— Begin Material supplied —

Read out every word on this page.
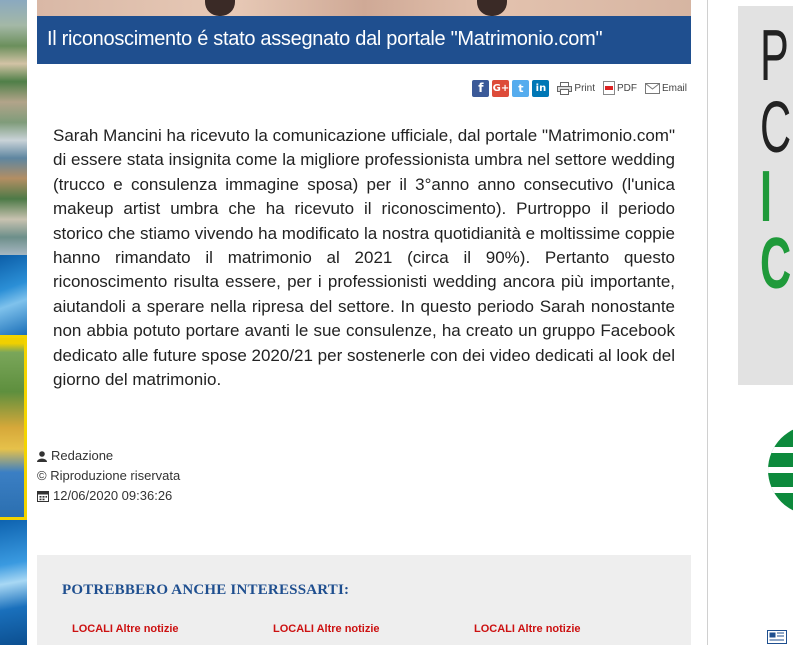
Il riconoscimento é stato assegnato dal portale "Matrimonio.com"
f G+ t	in	Print PDF	Email

Sarah Mancini ha ricevuto la comunicazione ufficiale, dal portale "Matrimonio.com" di essere stata insignita come la migliore professionista umbra nel settore wedding (trucco e consulenza immagine sposa) per il 3°anno anno consecutivo (l'unica makeup artist umbra che ha ricevuto il riconoscimento). Purtroppo il periodo storico che stiamo vivendo ha modificato la nostra quotidianità e moltissime coppie hanno rimandato il matrimonio al 2021 (circa il 90%). Pertanto questo riconoscimento risulta essere, per i professionisti wedding ancora più importante, aiutandoli a sperare nella ripresa del settore. In questo periodo Sarah nonostante non abbia potuto portare avanti le sue consulenze, ha creato un gruppo Facebook dedicato alle future spose 2020/21 per sostenerle con dei video dedicati al look del giorno del matrimonio.

Redazione
© Riproduzione riservata
12/06/2020 09:36:26
POTREBBERO ANCHE INTERESSARTI:
LOCALI Altre notizie	LOCALI Altre notizie	LOCALI Altre notizie
P
C
I
C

— End Material supplied —

# Problem details
Determine how many lines above contain "Matrimonio" as a word or string. Give the number alone.

# Answer to this problem
2